▶ **Exercise requirements**:
Scan the entries below for the word "Министерство". Copy each line that has it.

▶ **Data listing**:
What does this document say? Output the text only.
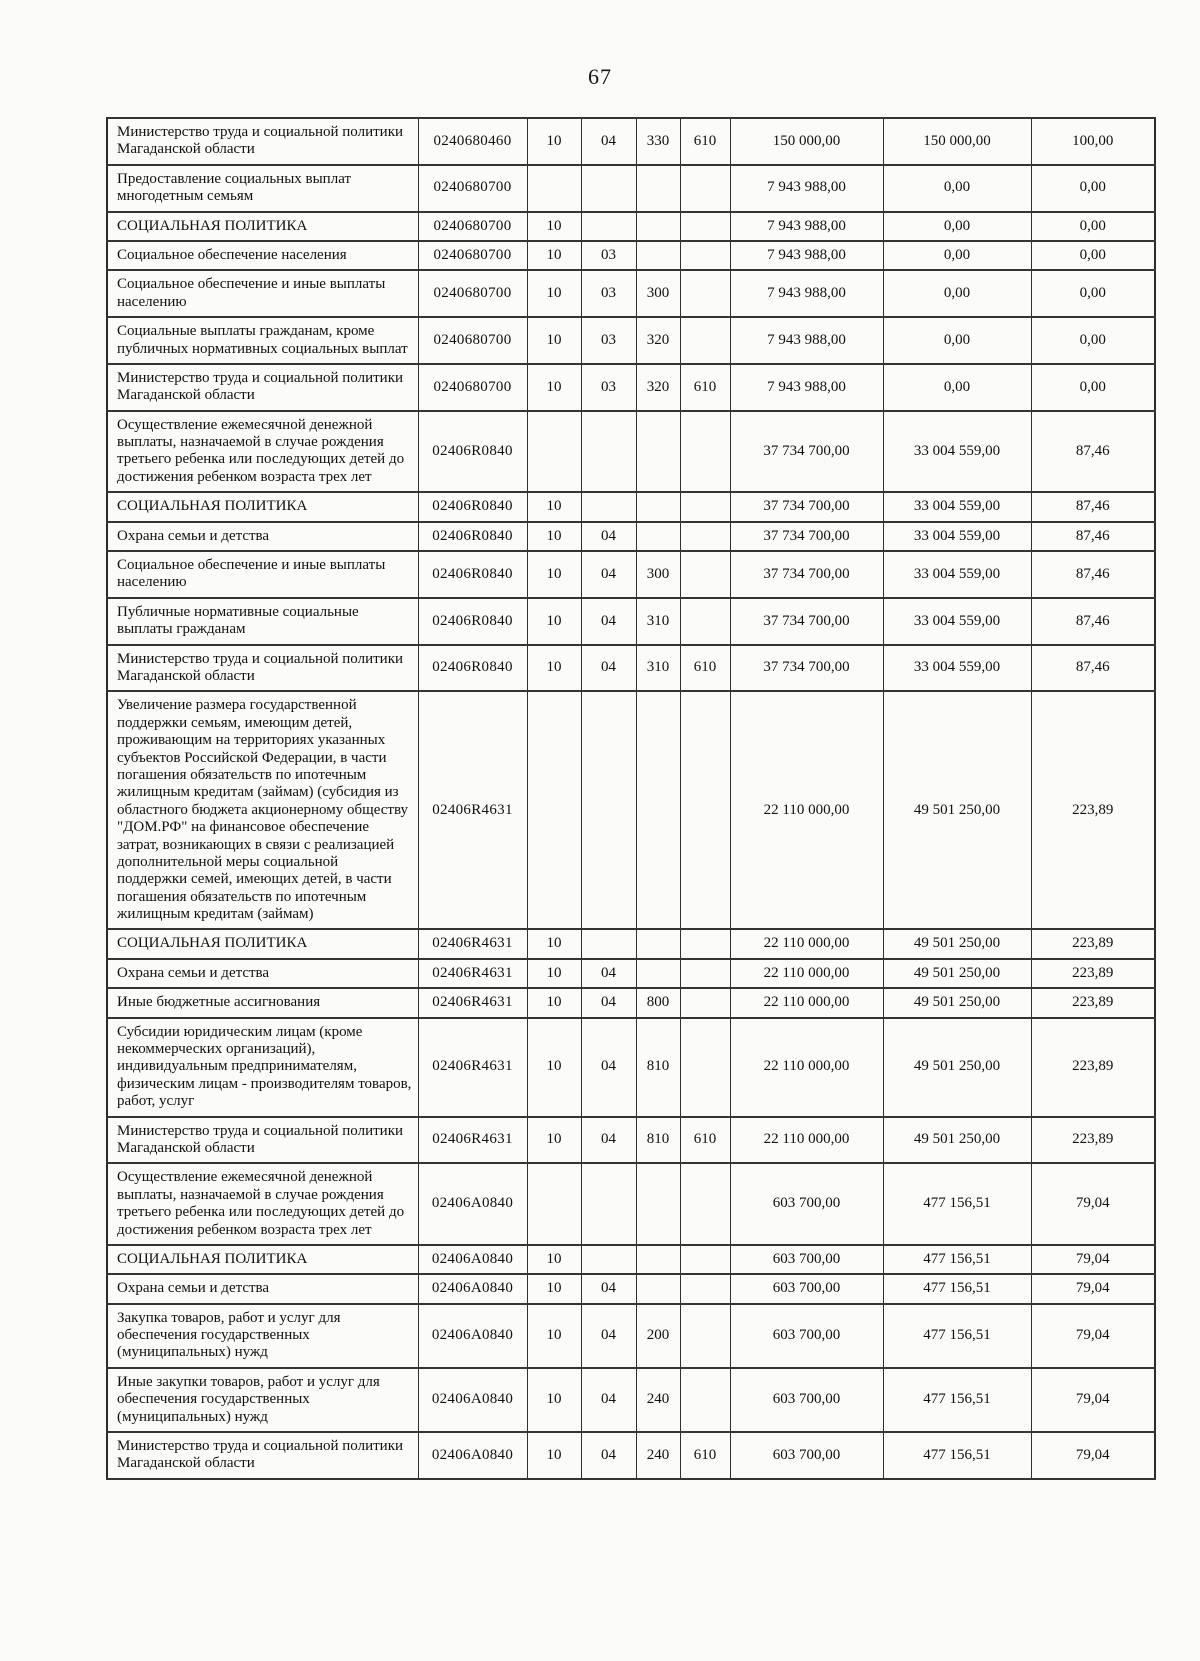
67
Министерство труда и социальной политики Магаданской области	0240680460	10	04	330	610	150 000,00	150 000,00	100,00
Предоставление социальных выплат многодетным семьям	0240680700					7 943 988,00	0,00	0,00
СОЦИАЛЬНАЯ ПОЛИТИКА	0240680700	10				7 943 988,00	0,00	0,00
Социальное обеспечение населения	0240680700	10	03			7 943 988,00	0,00	0,00
Социальное обеспечение и иные выплаты населению	0240680700	10	03	300		7 943 988,00	0,00	0,00
Социальные выплаты гражданам, кроме публичных нормативных социальных выплат	0240680700	10	03	320		7 943 988,00	0,00	0,00
Министерство труда и социальной политики Магаданской области	0240680700	10	03	320	610	7 943 988,00	0,00	0,00
Осуществление ежемесячной денежной выплаты, назначаемой в случае рождения третьего ребенка или последующих детей до достижения ребенком возраста трех лет	02406R0840					37 734 700,00	33 004 559,00	87,46
СОЦИАЛЬНАЯ ПОЛИТИКА	02406R0840	10				37 734 700,00	33 004 559,00	87,46
Охрана семьи и детства	02406R0840	10	04			37 734 700,00	33 004 559,00	87,46
Социальное обеспечение и иные выплаты населению	02406R0840	10	04	300		37 734 700,00	33 004 559,00	87,46
Публичные нормативные социальные выплаты гражданам	02406R0840	10	04	310		37 734 700,00	33 004 559,00	87,46
Министерство труда и социальной политики Магаданской области	02406R0840	10	04	310	610	37 734 700,00	33 004 559,00	87,46
Увеличение размера государственной поддержки семьям, имеющим детей, проживающим на территориях указанных субъектов Российской Федерации, в части погашения обязательств по ипотечным жилищным кредитам (займам) (субсидия из областного бюджета акционерному обществу "ДОМ.РФ" на финансовое обеспечение затрат, возникающих в связи с реализацией дополнительной меры социальной поддержки семей, имеющих детей, в части погашения обязательств по ипотечным жилищным кредитам (займам)	02406R4631					22 110 000,00	49 501 250,00	223,89
СОЦИАЛЬНАЯ ПОЛИТИКА	02406R4631	10				22 110 000,00	49 501 250,00	223,89
Охрана семьи и детства	02406R4631	10	04			22 110 000,00	49 501 250,00	223,89
Иные бюджетные ассигнования	02406R4631	10	04	800		22 110 000,00	49 501 250,00	223,89
Субсидии юридическим лицам (кроме некоммерческих организаций), индивидуальным предпринимателям, физическим лицам - производителям товаров, работ, услуг	02406R4631	10	04	810		22 110 000,00	49 501 250,00	223,89
Министерство труда и социальной политики Магаданской области	02406R4631	10	04	810	610	22 110 000,00	49 501 250,00	223,89
Осуществление ежемесячной денежной выплаты, назначаемой в случае рождения третьего ребенка или последующих детей до достижения ребенком возраста трех лет	02406A0840					603 700,00	477 156,51	79,04
СОЦИАЛЬНАЯ ПОЛИТИКА	02406A0840	10				603 700,00	477 156,51	79,04
Охрана семьи и детства	02406A0840	10	04			603 700,00	477 156,51	79,04
Закупка товаров, работ и услуг для обеспечения государственных (муниципальных) нужд	02406A0840	10	04	200		603 700,00	477 156,51	79,04
Иные закупки товаров, работ и услуг для обеспечения государственных (муниципальных) нужд	02406A0840	10	04	240		603 700,00	477 156,51	79,04
Министерство труда и социальной политики Магаданской области	02406A0840	10	04	240	610	603 700,00	477 156,51	79,04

▶ **Problem solution**:
Министерство труда и социальной политики Магаданской области	0240680460	10	04	330	610	150 000,00	150 000,00	100,00
Министерство труда и социальной политики Магаданской области	0240680700	10	03	320	610	7 943 988,00	0,00	0,00
Министерство труда и социальной политики Магаданской области	02406R0840	10	04	310	610	37 734 700,00	33 004 559,00	87,46
Министерство труда и социальной политики Магаданской области	02406R4631	10	04	810	610	22 110 000,00	49 501 250,00	223,89
Министерство труда и социальной политики Магаданской области	02406A0840	10	04	240	610	603 700,00	477 156,51	79,04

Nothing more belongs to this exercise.